%%
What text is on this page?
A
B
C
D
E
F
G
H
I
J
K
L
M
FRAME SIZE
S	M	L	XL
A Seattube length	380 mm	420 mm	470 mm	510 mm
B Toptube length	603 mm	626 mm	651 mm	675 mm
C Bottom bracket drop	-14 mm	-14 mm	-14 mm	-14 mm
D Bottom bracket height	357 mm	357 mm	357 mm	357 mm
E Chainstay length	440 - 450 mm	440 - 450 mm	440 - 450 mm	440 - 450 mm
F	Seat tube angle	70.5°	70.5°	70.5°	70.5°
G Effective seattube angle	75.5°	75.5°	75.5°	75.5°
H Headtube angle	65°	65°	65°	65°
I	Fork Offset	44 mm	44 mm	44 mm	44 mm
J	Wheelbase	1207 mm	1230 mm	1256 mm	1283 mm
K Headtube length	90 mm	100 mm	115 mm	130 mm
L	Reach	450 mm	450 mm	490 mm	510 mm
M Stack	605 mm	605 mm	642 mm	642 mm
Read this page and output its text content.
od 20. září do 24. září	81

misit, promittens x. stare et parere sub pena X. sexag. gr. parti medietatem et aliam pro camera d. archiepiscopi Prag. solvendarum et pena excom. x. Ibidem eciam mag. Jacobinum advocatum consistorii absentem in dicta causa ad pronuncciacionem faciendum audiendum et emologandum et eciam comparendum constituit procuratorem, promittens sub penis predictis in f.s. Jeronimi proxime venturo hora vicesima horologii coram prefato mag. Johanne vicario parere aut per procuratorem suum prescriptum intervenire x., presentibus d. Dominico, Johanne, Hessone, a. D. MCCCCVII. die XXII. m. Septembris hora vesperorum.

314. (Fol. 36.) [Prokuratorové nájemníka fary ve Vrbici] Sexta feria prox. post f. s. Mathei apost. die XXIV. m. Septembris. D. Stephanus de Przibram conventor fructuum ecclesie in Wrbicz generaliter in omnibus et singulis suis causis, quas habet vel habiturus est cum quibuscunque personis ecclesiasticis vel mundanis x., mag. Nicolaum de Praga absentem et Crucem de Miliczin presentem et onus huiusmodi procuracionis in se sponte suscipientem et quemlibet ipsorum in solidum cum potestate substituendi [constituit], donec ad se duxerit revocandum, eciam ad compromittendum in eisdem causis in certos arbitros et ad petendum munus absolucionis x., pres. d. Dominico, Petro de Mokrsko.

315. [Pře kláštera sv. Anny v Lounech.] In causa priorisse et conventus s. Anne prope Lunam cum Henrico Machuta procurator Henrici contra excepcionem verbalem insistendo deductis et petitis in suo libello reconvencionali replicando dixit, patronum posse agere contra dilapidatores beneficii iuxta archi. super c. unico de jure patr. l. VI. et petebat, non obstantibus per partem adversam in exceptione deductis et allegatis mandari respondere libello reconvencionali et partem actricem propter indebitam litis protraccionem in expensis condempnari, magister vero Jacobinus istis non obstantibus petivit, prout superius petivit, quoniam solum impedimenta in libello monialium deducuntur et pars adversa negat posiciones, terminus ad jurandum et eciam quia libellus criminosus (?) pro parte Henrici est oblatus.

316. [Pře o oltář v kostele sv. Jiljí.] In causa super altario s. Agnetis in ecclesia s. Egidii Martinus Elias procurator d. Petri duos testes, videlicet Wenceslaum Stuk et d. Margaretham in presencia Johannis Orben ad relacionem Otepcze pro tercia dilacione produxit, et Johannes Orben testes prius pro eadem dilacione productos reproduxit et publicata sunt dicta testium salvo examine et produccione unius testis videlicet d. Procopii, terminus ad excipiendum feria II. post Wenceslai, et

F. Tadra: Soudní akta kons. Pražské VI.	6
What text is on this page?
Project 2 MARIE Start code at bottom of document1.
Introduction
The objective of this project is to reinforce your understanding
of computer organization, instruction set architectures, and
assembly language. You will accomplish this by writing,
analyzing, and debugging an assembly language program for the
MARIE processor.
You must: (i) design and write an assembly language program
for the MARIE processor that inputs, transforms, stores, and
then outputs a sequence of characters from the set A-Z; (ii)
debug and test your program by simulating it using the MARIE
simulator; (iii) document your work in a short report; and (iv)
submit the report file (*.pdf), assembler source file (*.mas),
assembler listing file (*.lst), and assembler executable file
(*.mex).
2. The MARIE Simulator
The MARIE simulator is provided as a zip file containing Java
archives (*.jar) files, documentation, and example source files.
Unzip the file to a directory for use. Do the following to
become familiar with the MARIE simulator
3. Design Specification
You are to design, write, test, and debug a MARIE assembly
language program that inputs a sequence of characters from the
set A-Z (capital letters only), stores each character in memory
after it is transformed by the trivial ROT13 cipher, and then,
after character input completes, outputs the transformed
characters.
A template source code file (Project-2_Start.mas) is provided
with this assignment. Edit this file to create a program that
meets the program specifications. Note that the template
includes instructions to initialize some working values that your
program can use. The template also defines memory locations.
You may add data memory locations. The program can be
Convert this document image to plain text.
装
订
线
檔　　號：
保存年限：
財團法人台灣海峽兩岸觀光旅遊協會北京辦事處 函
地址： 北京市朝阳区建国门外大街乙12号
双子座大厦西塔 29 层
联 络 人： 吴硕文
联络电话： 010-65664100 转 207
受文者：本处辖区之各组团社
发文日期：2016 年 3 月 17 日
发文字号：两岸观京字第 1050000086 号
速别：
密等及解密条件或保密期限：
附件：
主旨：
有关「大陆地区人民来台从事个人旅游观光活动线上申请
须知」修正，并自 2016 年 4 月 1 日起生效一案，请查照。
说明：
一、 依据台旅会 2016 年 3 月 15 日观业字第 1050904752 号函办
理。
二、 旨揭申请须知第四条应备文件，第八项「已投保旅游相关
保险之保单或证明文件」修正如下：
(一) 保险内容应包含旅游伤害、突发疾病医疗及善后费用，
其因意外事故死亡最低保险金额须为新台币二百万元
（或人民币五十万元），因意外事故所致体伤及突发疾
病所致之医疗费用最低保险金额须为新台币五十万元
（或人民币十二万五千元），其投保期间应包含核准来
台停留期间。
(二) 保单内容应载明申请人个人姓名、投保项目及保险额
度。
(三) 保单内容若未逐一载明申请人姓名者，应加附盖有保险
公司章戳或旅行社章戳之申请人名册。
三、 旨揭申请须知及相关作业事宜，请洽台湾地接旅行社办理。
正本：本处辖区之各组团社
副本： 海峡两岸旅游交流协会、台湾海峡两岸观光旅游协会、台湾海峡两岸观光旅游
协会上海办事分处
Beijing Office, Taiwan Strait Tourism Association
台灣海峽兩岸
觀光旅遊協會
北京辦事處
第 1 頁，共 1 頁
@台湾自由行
%%
### WHAT THIS TASK INVOLVES
Repeat the records above exactly, leaving none out.

### WRITTEN REPLY
What text is on this page?
A
B
C
D
E
F
G
H
I
J
K
L
M
FRAME SIZE
S	M	L	XL
A Seattube length	380 mm	420 mm	470 mm	510 mm
B Toptube length	603 mm	626 mm	651 mm	675 mm
C Bottom bracket drop	-14 mm	-14 mm	-14 mm	-14 mm
D Bottom bracket height	357 mm	357 mm	357 mm	357 mm
E Chainstay length	440 - 450 mm	440 - 450 mm	440 - 450 mm	440 - 450 mm
F	Seat tube angle	70.5°	70.5°	70.5°	70.5°
G Effective seattube angle	75.5°	75.5°	75.5°	75.5°
H Headtube angle	65°	65°	65°	65°
I	Fork Offset	44 mm	44 mm	44 mm	44 mm
J	Wheelbase	1207 mm	1230 mm	1256 mm	1283 mm
K Headtube length	90 mm	100 mm	115 mm	130 mm
L	Reach	450 mm	450 mm	490 mm	510 mm
M Stack	605 mm	605 mm	642 mm	642 mm
Read this page and output its text content.
od 20. září do 24. září	81

misit, promittens x. stare et parere sub pena X. sexag. gr. parti medietatem et aliam pro camera d. archiepiscopi Prag. solvendarum et pena excom. x. Ibidem eciam mag. Jacobinum advocatum consistorii absentem in dicta causa ad pronuncciacionem faciendum audiendum et emologandum et eciam comparendum constituit procuratorem, promittens sub penis predictis in f.s. Jeronimi proxime venturo hora vicesima horologii coram prefato mag. Johanne vicario parere aut per procuratorem suum prescriptum intervenire x., presentibus d. Dominico, Johanne, Hessone, a. D. MCCCCVII. die XXII. m. Septembris hora vesperorum.

314. (Fol. 36.) [Prokuratorové nájemníka fary ve Vrbici] Sexta feria prox. post f. s. Mathei apost. die XXIV. m. Septembris. D. Stephanus de Przibram conventor fructuum ecclesie in Wrbicz generaliter in omnibus et singulis suis causis, quas habet vel habiturus est cum quibuscunque personis ecclesiasticis vel mundanis x., mag. Nicolaum de Praga absentem et Crucem de Miliczin presentem et onus huiusmodi procuracionis in se sponte suscipientem et quemlibet ipsorum in solidum cum potestate substituendi [constituit], donec ad se duxerit revocandum, eciam ad compromittendum in eisdem causis in certos arbitros et ad petendum munus absolucionis x., pres. d. Dominico, Petro de Mokrsko.

315. [Pře kláštera sv. Anny v Lounech.] In causa priorisse et conventus s. Anne prope Lunam cum Henrico Machuta procurator Henrici contra excepcionem verbalem insistendo deductis et petitis in suo libello reconvencionali replicando dixit, patronum posse agere contra dilapidatores beneficii iuxta archi. super c. unico de jure patr. l. VI. et petebat, non obstantibus per partem adversam in exceptione deductis et allegatis mandari respondere libello reconvencionali et partem actricem propter indebitam litis protraccionem in expensis condempnari, magister vero Jacobinus istis non obstantibus petivit, prout superius petivit, quoniam solum impedimenta in libello monialium deducuntur et pars adversa negat posiciones, terminus ad jurandum et eciam quia libellus criminosus (?) pro parte Henrici est oblatus.

316. [Pře o oltář v kostele sv. Jiljí.] In causa super altario s. Agnetis in ecclesia s. Egidii Martinus Elias procurator d. Petri duos testes, videlicet Wenceslaum Stuk et d. Margaretham in presencia Johannis Orben ad relacionem Otepcze pro tercia dilacione produxit, et Johannes Orben testes prius pro eadem dilacione productos reproduxit et publicata sunt dicta testium salvo examine et produccione unius testis videlicet d. Procopii, terminus ad excipiendum feria II. post Wenceslai, et

F. Tadra: Soudní akta kons. Pražské VI.	6
What text is on this page?
Project 2 MARIE Start code at bottom of document1.
Introduction
The objective of this project is to reinforce your understanding
of computer organization, instruction set architectures, and
assembly language. You will accomplish this by writing,
analyzing, and debugging an assembly language program for the
MARIE processor.
You must: (i) design and write an assembly language program
for the MARIE processor that inputs, transforms, stores, and
then outputs a sequence of characters from the set A-Z; (ii)
debug and test your program by simulating it using the MARIE
simulator; (iii) document your work in a short report; and (iv)
submit the report file (*.pdf), assembler source file (*.mas),
assembler listing file (*.lst), and assembler executable file
(*.mex).
2. The MARIE Simulator
The MARIE simulator is provided as a zip file containing Java
archives (*.jar) files, documentation, and example source files.
Unzip the file to a directory for use. Do the following to
become familiar with the MARIE simulator
3. Design Specification
You are to design, write, test, and debug a MARIE assembly
language program that inputs a sequence of characters from the
set A-Z (capital letters only), stores each character in memory
after it is transformed by the trivial ROT13 cipher, and then,
after character input completes, outputs the transformed
characters.
A template source code file (Project-2_Start.mas) is provided
with this assignment. Edit this file to create a program that
meets the program specifications. Note that the template
includes instructions to initialize some working values that your
program can use. The template also defines memory locations.
You may add data memory locations. The program can be
Convert this document image to plain text.
装
订
线
檔　　號：
保存年限：
財團法人台灣海峽兩岸觀光旅遊協會北京辦事處 函
地址： 北京市朝阳区建国门外大街乙12号
双子座大厦西塔 29 层
联 络 人： 吴硕文
联络电话： 010-65664100 转 207
受文者：本处辖区之各组团社
发文日期：2016 年 3 月 17 日
发文字号：两岸观京字第 1050000086 号
速别：
密等及解密条件或保密期限：
附件：
主旨：
有关「大陆地区人民来台从事个人旅游观光活动线上申请
须知」修正，并自 2016 年 4 月 1 日起生效一案，请查照。
说明：
一、 依据台旅会 2016 年 3 月 15 日观业字第 1050904752 号函办
理。
二、 旨揭申请须知第四条应备文件，第八项「已投保旅游相关
保险之保单或证明文件」修正如下：
(一) 保险内容应包含旅游伤害、突发疾病医疗及善后费用，
其因意外事故死亡最低保险金额须为新台币二百万元
（或人民币五十万元），因意外事故所致体伤及突发疾
病所致之医疗费用最低保险金额须为新台币五十万元
（或人民币十二万五千元），其投保期间应包含核准来
台停留期间。
(二) 保单内容应载明申请人个人姓名、投保项目及保险额
度。
(三) 保单内容若未逐一载明申请人姓名者，应加附盖有保险
公司章戳或旅行社章戳之申请人名册。
三、 旨揭申请须知及相关作业事宜，请洽台湾地接旅行社办理。
正本：本处辖区之各组团社
副本： 海峡两岸旅游交流协会、台湾海峡两岸观光旅游协会、台湾海峡两岸观光旅游
协会上海办事分处
Beijing Office, Taiwan Strait Tourism Association
台灣海峽兩岸
觀光旅遊協會
北京辦事處
第 1 頁，共 1 頁
@台湾自由行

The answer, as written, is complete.